**Directive:** Reproduce the data exactly and drop any pictures it holds.

**Provided data:**
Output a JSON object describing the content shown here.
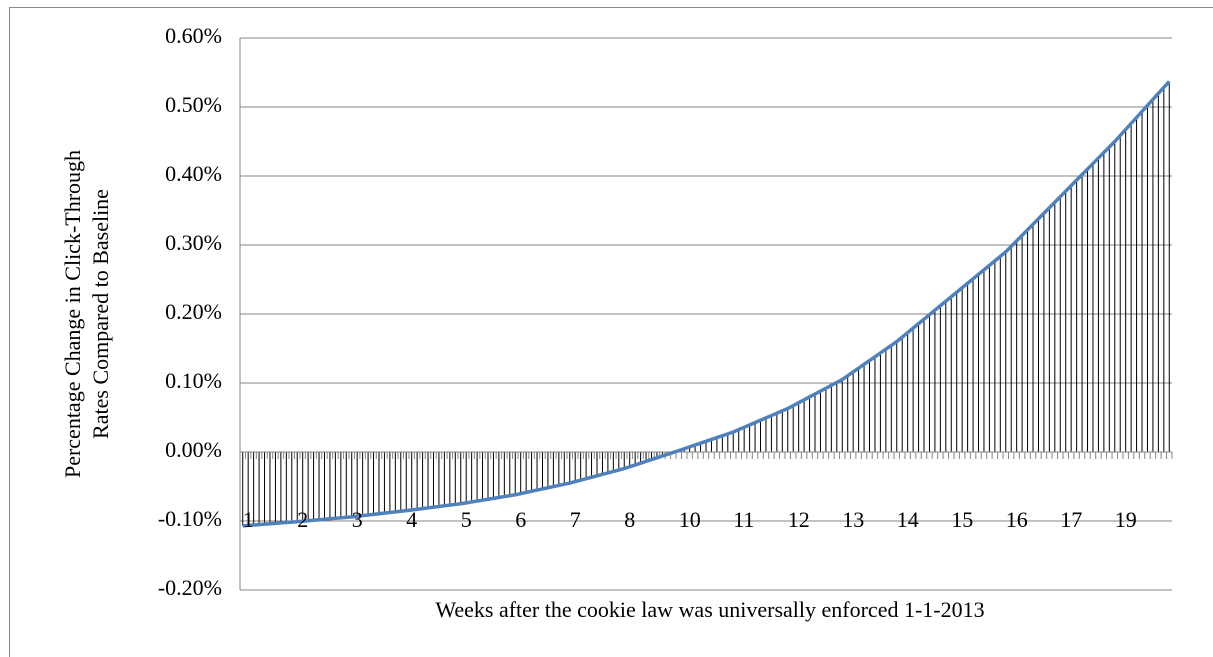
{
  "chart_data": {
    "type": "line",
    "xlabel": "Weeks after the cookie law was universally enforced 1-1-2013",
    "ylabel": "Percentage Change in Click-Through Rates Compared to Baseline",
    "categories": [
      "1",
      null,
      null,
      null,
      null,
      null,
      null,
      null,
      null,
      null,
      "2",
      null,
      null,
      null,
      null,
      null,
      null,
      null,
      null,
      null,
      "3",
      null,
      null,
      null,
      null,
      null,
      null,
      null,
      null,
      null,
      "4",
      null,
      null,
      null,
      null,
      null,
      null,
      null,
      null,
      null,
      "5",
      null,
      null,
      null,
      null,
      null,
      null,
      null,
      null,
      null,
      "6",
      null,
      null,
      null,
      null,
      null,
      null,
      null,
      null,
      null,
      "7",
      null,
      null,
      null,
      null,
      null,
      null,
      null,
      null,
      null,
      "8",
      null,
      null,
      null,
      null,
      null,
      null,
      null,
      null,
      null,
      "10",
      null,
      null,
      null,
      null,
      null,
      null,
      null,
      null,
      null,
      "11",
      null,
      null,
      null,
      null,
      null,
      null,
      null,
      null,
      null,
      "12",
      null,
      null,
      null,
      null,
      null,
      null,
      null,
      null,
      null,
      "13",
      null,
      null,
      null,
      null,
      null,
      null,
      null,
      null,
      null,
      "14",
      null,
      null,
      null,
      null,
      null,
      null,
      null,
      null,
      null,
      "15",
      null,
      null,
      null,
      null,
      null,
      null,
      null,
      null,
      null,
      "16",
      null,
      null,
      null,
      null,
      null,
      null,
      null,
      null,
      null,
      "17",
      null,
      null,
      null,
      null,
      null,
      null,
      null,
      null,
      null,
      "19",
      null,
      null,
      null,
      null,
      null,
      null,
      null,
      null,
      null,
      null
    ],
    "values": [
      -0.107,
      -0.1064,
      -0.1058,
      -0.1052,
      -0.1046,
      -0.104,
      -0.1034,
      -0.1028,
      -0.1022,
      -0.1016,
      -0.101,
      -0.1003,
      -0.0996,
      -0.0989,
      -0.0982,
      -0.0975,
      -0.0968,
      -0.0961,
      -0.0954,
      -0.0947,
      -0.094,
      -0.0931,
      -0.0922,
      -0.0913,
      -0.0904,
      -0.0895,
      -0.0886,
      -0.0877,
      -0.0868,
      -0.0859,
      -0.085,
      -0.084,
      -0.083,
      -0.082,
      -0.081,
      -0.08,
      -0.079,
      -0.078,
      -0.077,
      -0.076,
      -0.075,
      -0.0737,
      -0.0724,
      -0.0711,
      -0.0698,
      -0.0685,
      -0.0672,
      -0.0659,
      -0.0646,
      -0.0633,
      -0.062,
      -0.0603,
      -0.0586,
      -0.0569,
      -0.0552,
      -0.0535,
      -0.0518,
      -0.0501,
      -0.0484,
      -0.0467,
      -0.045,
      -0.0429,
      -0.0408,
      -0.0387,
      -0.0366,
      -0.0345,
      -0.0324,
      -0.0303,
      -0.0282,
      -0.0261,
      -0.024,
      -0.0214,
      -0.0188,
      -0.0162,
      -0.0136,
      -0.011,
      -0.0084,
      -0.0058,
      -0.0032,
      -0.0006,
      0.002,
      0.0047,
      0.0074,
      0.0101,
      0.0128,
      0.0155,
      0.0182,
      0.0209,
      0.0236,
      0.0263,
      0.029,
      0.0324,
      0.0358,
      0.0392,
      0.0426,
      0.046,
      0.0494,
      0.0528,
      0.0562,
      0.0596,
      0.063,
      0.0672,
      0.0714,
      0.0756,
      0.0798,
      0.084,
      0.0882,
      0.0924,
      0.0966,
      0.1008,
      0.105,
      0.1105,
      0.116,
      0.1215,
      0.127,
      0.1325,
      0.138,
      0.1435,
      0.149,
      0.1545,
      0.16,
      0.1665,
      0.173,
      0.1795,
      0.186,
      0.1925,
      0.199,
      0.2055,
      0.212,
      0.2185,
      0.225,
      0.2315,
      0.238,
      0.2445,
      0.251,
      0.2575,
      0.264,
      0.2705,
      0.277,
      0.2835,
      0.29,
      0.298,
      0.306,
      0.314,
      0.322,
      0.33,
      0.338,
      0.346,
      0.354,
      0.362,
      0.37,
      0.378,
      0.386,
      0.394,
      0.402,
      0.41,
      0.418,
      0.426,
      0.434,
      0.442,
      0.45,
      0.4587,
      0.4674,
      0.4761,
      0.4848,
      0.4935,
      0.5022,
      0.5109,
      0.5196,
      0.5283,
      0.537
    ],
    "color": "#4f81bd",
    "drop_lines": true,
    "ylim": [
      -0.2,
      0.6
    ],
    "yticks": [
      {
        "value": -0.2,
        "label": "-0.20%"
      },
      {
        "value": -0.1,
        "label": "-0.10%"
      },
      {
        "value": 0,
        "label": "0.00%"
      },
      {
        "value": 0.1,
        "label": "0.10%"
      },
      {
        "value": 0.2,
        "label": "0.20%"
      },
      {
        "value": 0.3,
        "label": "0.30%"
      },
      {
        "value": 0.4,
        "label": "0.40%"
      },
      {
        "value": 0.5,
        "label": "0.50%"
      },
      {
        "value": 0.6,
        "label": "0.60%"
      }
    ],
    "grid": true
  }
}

**Finished exercise:**
Output a JSON object describing the content shown here.
{
  "chart_data": {
    "type": "line",
    "xlabel": "Weeks after the cookie law was universally enforced 1-1-2013",
    "ylabel": "Percentage Change in Click-Through Rates Compared to Baseline",
    "categories": [
      "1",
      null,
      null,
      null,
      null,
      null,
      null,
      null,
      null,
      null,
      "2",
      null,
      null,
      null,
      null,
      null,
      null,
      null,
      null,
      null,
      "3",
      null,
      null,
      null,
      null,
      null,
      null,
      null,
      null,
      null,
      "4",
      null,
      null,
      null,
      null,
      null,
      null,
      null,
      null,
      null,
      "5",
      null,
      null,
      null,
      null,
      null,
      null,
      null,
      null,
      null,
      "6",
      null,
      null,
      null,
      null,
      null,
      null,
      null,
      null,
      null,
      "7",
      null,
      null,
      null,
      null,
      null,
      null,
      null,
      null,
      null,
      "8",
      null,
      null,
      null,
      null,
      null,
      null,
      null,
      null,
      null,
      "10",
      null,
      null,
      null,
      null,
      null,
      null,
      null,
      null,
      null,
      "11",
      null,
      null,
      null,
      null,
      null,
      null,
      null,
      null,
      null,
      "12",
      null,
      null,
      null,
      null,
      null,
      null,
      null,
      null,
      null,
      "13",
      null,
      null,
      null,
      null,
      null,
      null,
      null,
      null,
      null,
      "14",
      null,
      null,
      null,
      null,
      null,
      null,
      null,
      null,
      null,
      "15",
      null,
      null,
      null,
      null,
      null,
      null,
      null,
      null,
      null,
      "16",
      null,
      null,
      null,
      null,
      null,
      null,
      null,
      null,
      null,
      "17",
      null,
      null,
      null,
      null,
      null,
      null,
      null,
      null,
      null,
      "19",
      null,
      null,
      null,
      null,
      null,
      null,
      null,
      null,
      null,
      null
    ],
    "values": [
      -0.107,
      -0.1064,
      -0.1058,
      -0.1052,
      -0.1046,
      -0.104,
      -0.1034,
      -0.1028,
      -0.1022,
      -0.1016,
      -0.101,
      -0.1003,
      -0.0996,
      -0.0989,
      -0.0982,
      -0.0975,
      -0.0968,
      -0.0961,
      -0.0954,
      -0.0947,
      -0.094,
      -0.0931,
      -0.0922,
      -0.0913,
      -0.0904,
      -0.0895,
      -0.0886,
      -0.0877,
      -0.0868,
      -0.0859,
      -0.085,
      -0.084,
      -0.083,
      -0.082,
      -0.081,
      -0.08,
      -0.079,
      -0.078,
      -0.077,
      -0.076,
      -0.075,
      -0.0737,
      -0.0724,
      -0.0711,
      -0.0698,
      -0.0685,
      -0.0672,
      -0.0659,
      -0.0646,
      -0.0633,
      -0.062,
      -0.0603,
      -0.0586,
      -0.0569,
      -0.0552,
      -0.0535,
      -0.0518,
      -0.0501,
      -0.0484,
      -0.0467,
      -0.045,
      -0.0429,
      -0.0408,
      -0.0387,
      -0.0366,
      -0.0345,
      -0.0324,
      -0.0303,
      -0.0282,
      -0.0261,
      -0.024,
      -0.0214,
      -0.0188,
      -0.0162,
      -0.0136,
      -0.011,
      -0.0084,
      -0.0058,
      -0.0032,
      -0.0006,
      0.002,
      0.0047,
      0.0074,
      0.0101,
      0.0128,
      0.0155,
      0.0182,
      0.0209,
      0.0236,
      0.0263,
      0.029,
      0.0324,
      0.0358,
      0.0392,
      0.0426,
      0.046,
      0.0494,
      0.0528,
      0.0562,
      0.0596,
      0.063,
      0.0672,
      0.0714,
      0.0756,
      0.0798,
      0.084,
      0.0882,
      0.0924,
      0.0966,
      0.1008,
      0.105,
      0.1105,
      0.116,
      0.1215,
      0.127,
      0.1325,
      0.138,
      0.1435,
      0.149,
      0.1545,
      0.16,
      0.1665,
      0.173,
      0.1795,
      0.186,
      0.1925,
      0.199,
      0.2055,
      0.212,
      0.2185,
      0.225,
      0.2315,
      0.238,
      0.2445,
      0.251,
      0.2575,
      0.264,
      0.2705,
      0.277,
      0.2835,
      0.29,
      0.298,
      0.306,
      0.314,
      0.322,
      0.33,
      0.338,
      0.346,
      0.354,
      0.362,
      0.37,
      0.378,
      0.386,
      0.394,
      0.402,
      0.41,
      0.418,
      0.426,
      0.434,
      0.442,
      0.45,
      0.4587,
      0.4674,
      0.4761,
      0.4848,
      0.4935,
      0.5022,
      0.5109,
      0.5196,
      0.5283,
      0.537
    ],
    "color": "#4f81bd",
    "drop_lines": true,
    "ylim": [
      -0.2,
      0.6
    ],
    "yticks": [
      {
        "value": -0.2,
        "label": "-0.20%"
      },
      {
        "value": -0.1,
        "label": "-0.10%"
      },
      {
        "value": 0,
        "label": "0.00%"
      },
      {
        "value": 0.1,
        "label": "0.10%"
      },
      {
        "value": 0.2,
        "label": "0.20%"
      },
      {
        "value": 0.3,
        "label": "0.30%"
      },
      {
        "value": 0.4,
        "label": "0.40%"
      },
      {
        "value": 0.5,
        "label": "0.50%"
      },
      {
        "value": 0.6,
        "label": "0.60%"
      }
    ],
    "grid": true
  }
}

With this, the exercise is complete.